Extracted data entries
* * *

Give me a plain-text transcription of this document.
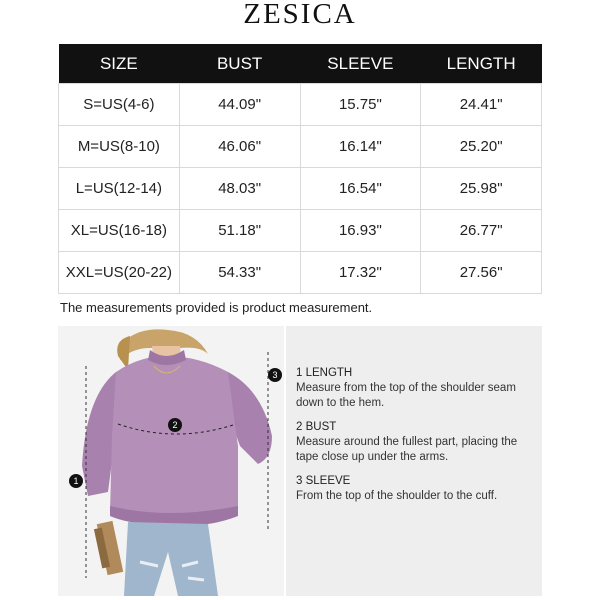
ZESICA
SIZE	BUST	SLEEVE	LENGTH
S=US(4-6)	44.09"	15.75"	24.41"
M=US(8-10)	46.06"	16.14"	25.20"
L=US(12-14)	48.03"	16.54"	25.98"
XL=US(16-18)	51.18"	16.93"	26.77"
XXL=US(20-22)	54.33"	17.32"	27.56"
The measurements provided is product measurement.
1
2
3	1 LENGTH
Measure from the top of the shoulder seam down to the hem.
2 BUST
Measure around the fullest part, placing the tape close up under the arms.
3 SLEEVE
From the top of the shoulder to the cuff.
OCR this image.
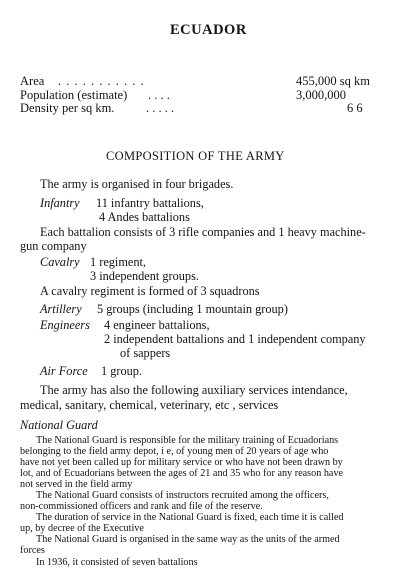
ECUADOR
Area . . . . . . . . . . .	455,000 sq km
Population (estimate) . . . .	3,000,000
Density per sq km.	. . . . .	6 6
COMPOSITION OF THE ARMY
The army is organised in four brigades.
Infantry 11 infantry battalions,
4 Andes battalions
Each battalion consists of 3 rifle companies and 1 heavy machine-
gun company
Cavalry 1 regiment,
3 independent groups.
A cavalry regiment is formed of 3 squadrons
Artillery 5 groups (including 1 mountain group)
Engineers 4 engineer battalions,
2 independent battalions and 1 independent company
of sappers
Air Force 1 group.
The army has also the following auxiliary services intendance,
medical, sanitary, chemical, veterinary, etc , services
National Guard
The National Guard is responsible for the military training of Ecuadorians
belonging to the field army depot, i e, of young men of 20 years of age who
have not yet been called up for military service or who have not been drawn by
lot, and of Ecuadorians between the ages of 21 and 35 who for any reason have
not served in the field army
The National Guard consists of instructors recruited among the officers,
non-commissioned officers and rank and file of the reserve.
The duration of service in the National Guard is fixed, each time it is called
up, by decree of the Executive
The National Guard is organised in the same way as the units of the armed
forces
In 1936, it consisted of seven battalions
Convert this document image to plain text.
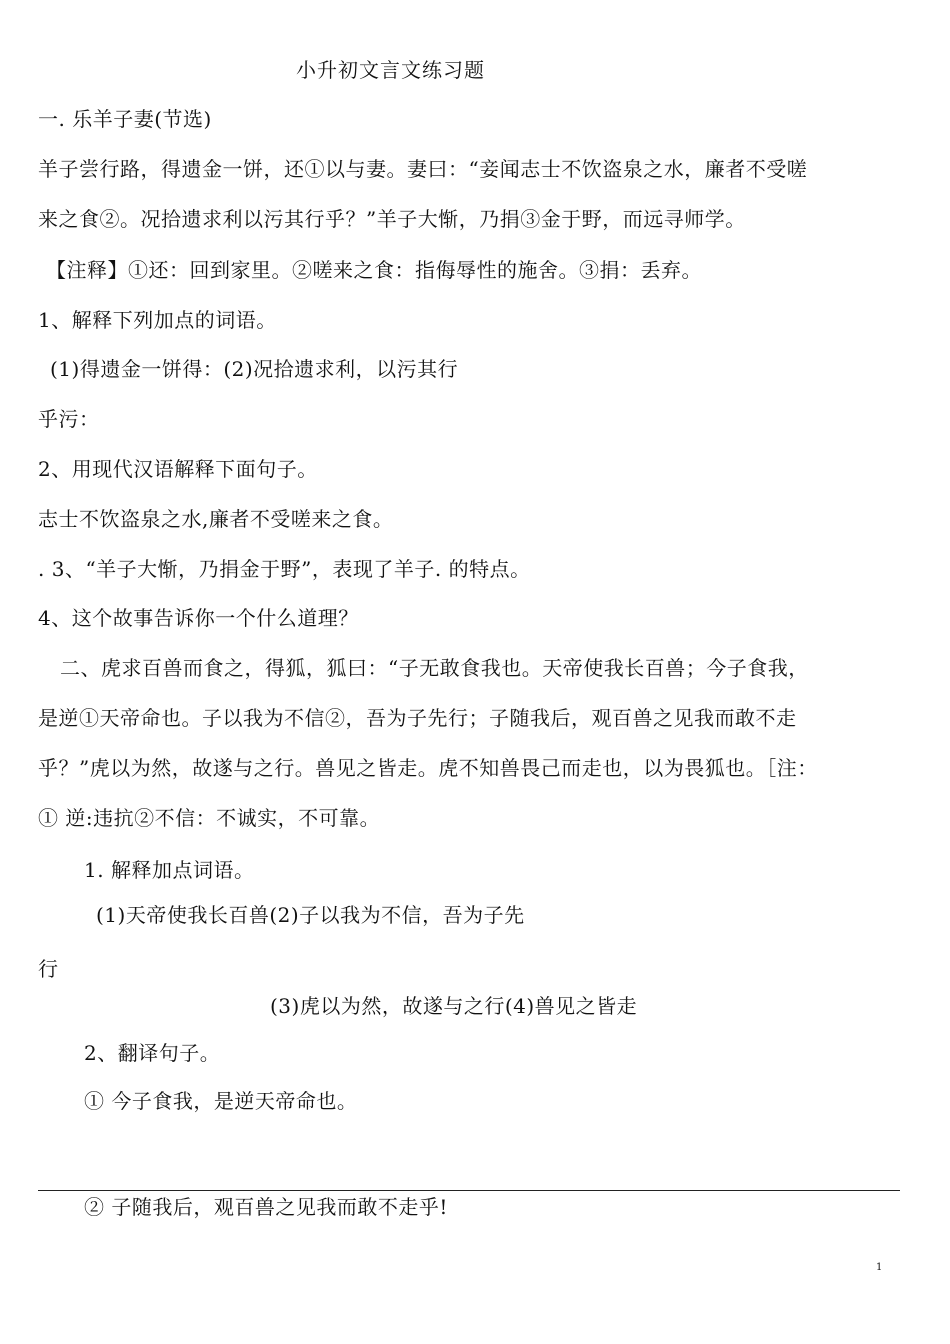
小升初文言文练习题
一. 乐羊子妻(节选)
羊子尝行路，得遗金一饼，还①以与妻。妻曰：“妾闻志士不饮盗泉之水，廉者不受嗟
来之食②。况拾遗求利以污其行乎？”羊子大惭，乃捐③金于野，而远寻师学。
【注释】①还：回到家里。②嗟来之食：指侮辱性的施舍。③捐：丢弃。
1、解释下列加点的词语。
(1)得遗金一饼得：(2)况拾遗求利，以污其行
乎污：
2、用现代汉语解释下面句子。
志士不饮盗泉之水,廉者不受嗟来之食。
. 3、“羊子大惭，乃捐金于野”，表现了羊子. 的特点。
4、这个故事告诉你一个什么道理？
二、虎求百兽而食之，得狐，狐曰：“子无敢食我也。天帝使我长百兽；今子食我，
是逆①天帝命也。子以我为不信②，吾为子先行；子随我后，观百兽之见我而敢不走
乎？”虎以为然，故遂与之行。兽见之皆走。虎不知兽畏己而走也，以为畏狐也。［注：
① 逆:违抗②不信：不诚实，不可靠。
1. 解释加点词语。
(1)天帝使我长百兽(2)子以我为不信，吾为子先
行
(3)虎以为然，故遂与之行(4)兽见之皆走
2、翻译句子。
① 今子食我，是逆天帝命也。
② 子随我后，观百兽之见我而敢不走乎!
1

* * *

● **Instruction**: Work through the records above line by line and count those that hold the string "services". Give only the result.

● **Final result**: 2